» Goal of the exercise
Return each line of the material verbatim.

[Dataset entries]
════════════════
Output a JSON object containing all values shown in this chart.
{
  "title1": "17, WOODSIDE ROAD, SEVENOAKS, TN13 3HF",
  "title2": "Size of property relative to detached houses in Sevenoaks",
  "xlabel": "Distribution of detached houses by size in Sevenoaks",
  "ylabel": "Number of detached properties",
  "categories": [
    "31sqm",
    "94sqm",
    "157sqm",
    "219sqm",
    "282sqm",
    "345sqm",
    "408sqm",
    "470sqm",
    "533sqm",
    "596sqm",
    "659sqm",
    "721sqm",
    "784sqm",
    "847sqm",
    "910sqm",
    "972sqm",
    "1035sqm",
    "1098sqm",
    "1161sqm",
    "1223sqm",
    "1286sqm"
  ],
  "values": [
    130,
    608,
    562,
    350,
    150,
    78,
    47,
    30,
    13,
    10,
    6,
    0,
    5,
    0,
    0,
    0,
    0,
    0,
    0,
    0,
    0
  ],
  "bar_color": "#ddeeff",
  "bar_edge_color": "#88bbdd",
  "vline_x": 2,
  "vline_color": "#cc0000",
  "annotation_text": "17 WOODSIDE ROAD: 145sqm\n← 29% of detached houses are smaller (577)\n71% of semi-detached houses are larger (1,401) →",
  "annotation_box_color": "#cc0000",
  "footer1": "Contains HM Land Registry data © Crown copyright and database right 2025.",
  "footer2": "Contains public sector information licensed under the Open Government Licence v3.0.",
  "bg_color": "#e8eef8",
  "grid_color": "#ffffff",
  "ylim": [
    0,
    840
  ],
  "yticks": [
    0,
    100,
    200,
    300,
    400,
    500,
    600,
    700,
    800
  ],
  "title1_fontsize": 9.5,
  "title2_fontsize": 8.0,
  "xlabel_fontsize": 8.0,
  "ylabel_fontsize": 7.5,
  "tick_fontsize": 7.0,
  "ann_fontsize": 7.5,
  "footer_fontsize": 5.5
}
════════════════
» Answer below
Output a JSON object containing all values shown in this chart.
{
  "title1": "17, WOODSIDE ROAD, SEVENOAKS, TN13 3HF",
  "title2": "Size of property relative to detached houses in Sevenoaks",
  "xlabel": "Distribution of detached houses by size in Sevenoaks",
  "ylabel": "Number of detached properties",
  "categories": [
    "31sqm",
    "94sqm",
    "157sqm",
    "219sqm",
    "282sqm",
    "345sqm",
    "408sqm",
    "470sqm",
    "533sqm",
    "596sqm",
    "659sqm",
    "721sqm",
    "784sqm",
    "847sqm",
    "910sqm",
    "972sqm",
    "1035sqm",
    "1098sqm",
    "1161sqm",
    "1223sqm",
    "1286sqm"
  ],
  "values": [
    130,
    608,
    562,
    350,
    150,
    78,
    47,
    30,
    13,
    10,
    6,
    0,
    5,
    0,
    0,
    0,
    0,
    0,
    0,
    0,
    0
  ],
  "bar_color": "#ddeeff",
  "bar_edge_color": "#88bbdd",
  "vline_x": 2,
  "vline_color": "#cc0000",
  "annotation_text": "17 WOODSIDE ROAD: 145sqm\n← 29% of detached houses are smaller (577)\n71% of semi-detached houses are larger (1,401) →",
  "annotation_box_color": "#cc0000",
  "footer1": "Contains HM Land Registry data © Crown copyright and database right 2025.",
  "footer2": "Contains public sector information licensed under the Open Government Licence v3.0.",
  "bg_color": "#e8eef8",
  "grid_color": "#ffffff",
  "ylim": [
    0,
    840
  ],
  "yticks": [
    0,
    100,
    200,
    300,
    400,
    500,
    600,
    700,
    800
  ],
  "title1_fontsize": 9.5,
  "title2_fontsize": 8.0,
  "xlabel_fontsize": 8.0,
  "ylabel_fontsize": 7.5,
  "tick_fontsize": 7.0,
  "ann_fontsize": 7.5,
  "footer_fontsize": 5.5
}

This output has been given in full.